**What is being asked**
Look through the data below. Show each line where the string "this" occurs.

···

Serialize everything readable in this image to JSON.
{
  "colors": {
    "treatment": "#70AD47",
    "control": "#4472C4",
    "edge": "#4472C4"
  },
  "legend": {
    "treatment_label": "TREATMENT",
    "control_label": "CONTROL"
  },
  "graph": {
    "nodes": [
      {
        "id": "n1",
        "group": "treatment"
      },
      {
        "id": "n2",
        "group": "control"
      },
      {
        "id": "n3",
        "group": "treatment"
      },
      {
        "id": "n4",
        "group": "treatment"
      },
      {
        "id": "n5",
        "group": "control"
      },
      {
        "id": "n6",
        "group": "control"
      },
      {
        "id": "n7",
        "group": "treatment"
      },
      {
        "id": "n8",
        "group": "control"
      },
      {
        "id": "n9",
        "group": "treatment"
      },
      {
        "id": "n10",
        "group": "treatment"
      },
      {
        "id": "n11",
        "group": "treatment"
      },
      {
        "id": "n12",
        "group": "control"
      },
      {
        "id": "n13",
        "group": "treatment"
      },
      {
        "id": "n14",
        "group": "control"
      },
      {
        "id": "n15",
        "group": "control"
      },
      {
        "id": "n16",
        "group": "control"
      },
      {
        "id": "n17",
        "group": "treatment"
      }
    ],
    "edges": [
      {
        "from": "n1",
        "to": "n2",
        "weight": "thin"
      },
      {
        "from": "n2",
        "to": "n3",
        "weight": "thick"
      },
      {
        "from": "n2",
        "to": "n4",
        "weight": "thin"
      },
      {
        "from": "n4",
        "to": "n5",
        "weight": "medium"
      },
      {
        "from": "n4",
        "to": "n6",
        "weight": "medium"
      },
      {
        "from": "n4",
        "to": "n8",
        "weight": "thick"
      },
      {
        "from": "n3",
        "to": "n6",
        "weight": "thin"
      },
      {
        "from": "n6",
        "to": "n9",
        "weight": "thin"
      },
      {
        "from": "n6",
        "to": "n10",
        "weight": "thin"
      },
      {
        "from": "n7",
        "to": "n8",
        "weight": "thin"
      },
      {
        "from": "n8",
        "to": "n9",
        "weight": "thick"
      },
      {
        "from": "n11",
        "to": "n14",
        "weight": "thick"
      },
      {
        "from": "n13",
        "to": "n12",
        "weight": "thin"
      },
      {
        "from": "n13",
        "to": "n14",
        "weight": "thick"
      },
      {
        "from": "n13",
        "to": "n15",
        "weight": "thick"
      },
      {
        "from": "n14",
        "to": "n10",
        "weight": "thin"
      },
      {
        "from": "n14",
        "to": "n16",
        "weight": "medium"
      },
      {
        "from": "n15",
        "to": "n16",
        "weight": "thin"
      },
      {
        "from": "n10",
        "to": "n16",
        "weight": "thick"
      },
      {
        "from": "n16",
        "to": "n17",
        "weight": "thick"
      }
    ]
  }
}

···

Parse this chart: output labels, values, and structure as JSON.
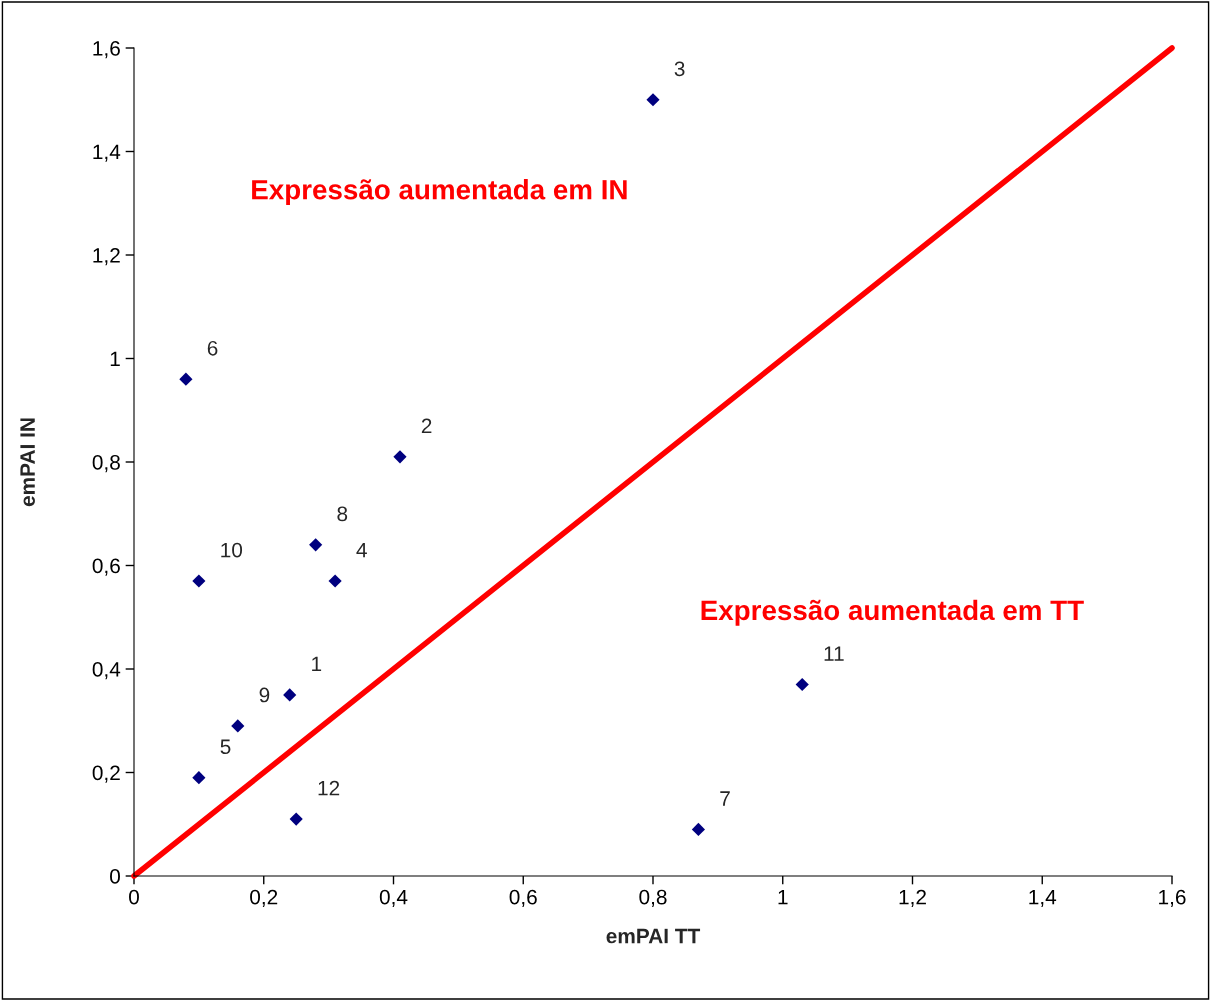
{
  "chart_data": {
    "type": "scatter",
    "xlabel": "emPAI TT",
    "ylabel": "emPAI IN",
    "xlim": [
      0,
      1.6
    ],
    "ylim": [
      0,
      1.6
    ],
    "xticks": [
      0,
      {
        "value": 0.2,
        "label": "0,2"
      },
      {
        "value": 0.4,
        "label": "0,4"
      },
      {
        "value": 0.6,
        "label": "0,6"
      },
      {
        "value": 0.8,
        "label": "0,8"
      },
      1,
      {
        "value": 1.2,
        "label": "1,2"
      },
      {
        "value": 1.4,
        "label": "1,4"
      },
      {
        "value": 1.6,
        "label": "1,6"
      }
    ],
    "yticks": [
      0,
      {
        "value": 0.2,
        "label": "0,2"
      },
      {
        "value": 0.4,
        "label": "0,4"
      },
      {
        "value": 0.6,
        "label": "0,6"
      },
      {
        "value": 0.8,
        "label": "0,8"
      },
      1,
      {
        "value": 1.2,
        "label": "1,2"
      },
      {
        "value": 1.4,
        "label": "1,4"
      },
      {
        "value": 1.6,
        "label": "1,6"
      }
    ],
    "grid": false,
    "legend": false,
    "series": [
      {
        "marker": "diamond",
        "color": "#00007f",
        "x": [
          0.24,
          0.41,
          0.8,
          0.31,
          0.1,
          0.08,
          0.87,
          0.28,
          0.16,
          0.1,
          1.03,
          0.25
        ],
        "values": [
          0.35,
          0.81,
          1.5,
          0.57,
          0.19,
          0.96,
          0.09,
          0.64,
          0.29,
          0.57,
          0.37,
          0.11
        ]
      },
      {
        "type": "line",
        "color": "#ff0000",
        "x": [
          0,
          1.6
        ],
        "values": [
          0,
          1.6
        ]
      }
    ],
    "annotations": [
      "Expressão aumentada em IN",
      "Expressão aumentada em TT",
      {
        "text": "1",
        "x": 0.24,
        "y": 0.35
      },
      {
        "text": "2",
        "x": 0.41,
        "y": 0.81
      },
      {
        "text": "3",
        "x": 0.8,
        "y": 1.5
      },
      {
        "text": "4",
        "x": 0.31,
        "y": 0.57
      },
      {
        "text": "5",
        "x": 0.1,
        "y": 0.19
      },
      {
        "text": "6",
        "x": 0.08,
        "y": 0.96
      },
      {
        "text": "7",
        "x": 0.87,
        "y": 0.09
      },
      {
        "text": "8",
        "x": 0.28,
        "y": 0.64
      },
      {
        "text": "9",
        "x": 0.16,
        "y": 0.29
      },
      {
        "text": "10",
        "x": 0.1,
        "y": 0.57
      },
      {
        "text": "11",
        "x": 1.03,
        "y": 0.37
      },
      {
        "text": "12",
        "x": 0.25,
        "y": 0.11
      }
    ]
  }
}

···

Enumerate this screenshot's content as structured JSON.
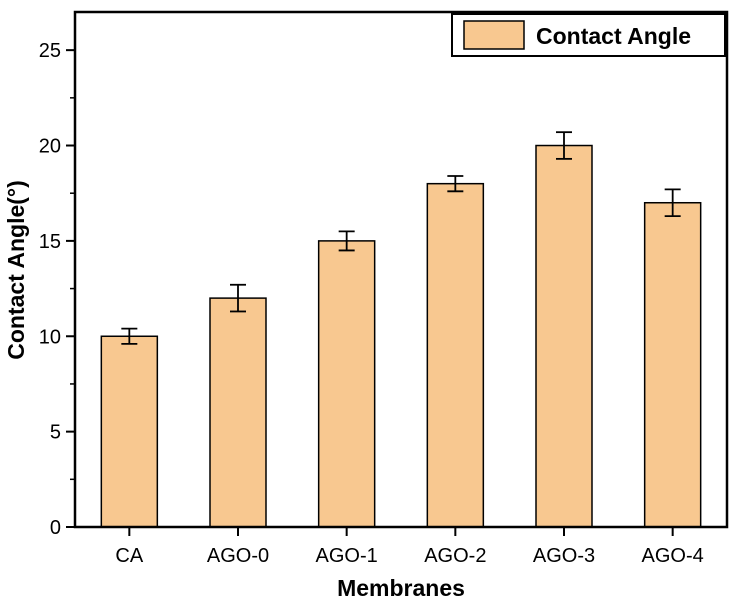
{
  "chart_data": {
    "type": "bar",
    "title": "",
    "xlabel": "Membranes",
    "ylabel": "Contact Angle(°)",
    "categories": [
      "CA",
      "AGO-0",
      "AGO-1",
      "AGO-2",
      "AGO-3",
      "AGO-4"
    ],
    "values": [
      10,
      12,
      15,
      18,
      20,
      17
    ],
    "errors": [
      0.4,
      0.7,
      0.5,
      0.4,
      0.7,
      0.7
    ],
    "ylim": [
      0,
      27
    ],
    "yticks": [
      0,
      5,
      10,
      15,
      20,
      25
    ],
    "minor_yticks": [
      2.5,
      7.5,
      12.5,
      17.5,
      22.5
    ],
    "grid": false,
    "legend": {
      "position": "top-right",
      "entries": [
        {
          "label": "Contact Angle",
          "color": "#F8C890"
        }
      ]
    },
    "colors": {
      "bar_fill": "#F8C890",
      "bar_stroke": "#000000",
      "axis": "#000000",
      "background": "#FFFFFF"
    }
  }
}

···

**Full answer**
Serialize everything readable in this image to JSON.
Parse this chart: output labels, values, and structure as JSON.
Enumerate this screenshot's content as structured JSON.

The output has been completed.